- **Task statement**
Where a line of the listing below includes the word "Думы", reproduce that line.

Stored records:
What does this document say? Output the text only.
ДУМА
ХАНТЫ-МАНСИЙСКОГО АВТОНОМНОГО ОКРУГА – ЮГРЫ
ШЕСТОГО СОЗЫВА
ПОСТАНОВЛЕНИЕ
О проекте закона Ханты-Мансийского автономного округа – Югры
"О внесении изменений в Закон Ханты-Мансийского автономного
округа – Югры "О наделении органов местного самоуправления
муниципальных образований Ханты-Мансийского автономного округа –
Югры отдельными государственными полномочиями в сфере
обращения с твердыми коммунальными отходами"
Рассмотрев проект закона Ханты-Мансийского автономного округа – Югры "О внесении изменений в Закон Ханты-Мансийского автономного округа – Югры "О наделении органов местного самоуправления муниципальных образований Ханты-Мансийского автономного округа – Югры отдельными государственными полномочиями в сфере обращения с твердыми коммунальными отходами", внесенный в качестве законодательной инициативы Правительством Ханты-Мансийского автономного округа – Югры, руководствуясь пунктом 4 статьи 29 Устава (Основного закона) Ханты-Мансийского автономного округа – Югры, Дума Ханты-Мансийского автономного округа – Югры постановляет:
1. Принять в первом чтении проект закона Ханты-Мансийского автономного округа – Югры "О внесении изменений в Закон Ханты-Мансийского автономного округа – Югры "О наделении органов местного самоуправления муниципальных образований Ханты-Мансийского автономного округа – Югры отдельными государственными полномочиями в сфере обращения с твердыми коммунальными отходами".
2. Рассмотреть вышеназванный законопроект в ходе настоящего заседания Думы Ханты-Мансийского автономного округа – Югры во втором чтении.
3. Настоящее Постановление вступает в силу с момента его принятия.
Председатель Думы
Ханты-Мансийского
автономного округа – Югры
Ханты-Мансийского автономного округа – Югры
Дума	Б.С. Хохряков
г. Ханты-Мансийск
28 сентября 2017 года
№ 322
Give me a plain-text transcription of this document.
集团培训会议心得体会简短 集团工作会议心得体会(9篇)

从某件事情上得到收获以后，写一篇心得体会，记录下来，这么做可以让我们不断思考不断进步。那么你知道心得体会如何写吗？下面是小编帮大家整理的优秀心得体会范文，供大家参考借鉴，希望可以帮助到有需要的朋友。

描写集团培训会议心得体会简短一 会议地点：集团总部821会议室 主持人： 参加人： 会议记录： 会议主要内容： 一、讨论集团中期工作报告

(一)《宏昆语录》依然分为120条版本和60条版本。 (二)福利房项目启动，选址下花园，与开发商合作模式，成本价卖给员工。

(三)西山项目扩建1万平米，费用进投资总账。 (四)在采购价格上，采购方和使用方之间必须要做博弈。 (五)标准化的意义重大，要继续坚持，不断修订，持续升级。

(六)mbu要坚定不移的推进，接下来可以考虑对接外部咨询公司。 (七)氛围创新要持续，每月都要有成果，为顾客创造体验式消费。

- **Finished answer**
2. Рассмотреть вышеназванный законопроект в ходе настоящего заседания Думы Ханты-Мансийского автономного округа – Югры во втором чтении.
Председатель Думы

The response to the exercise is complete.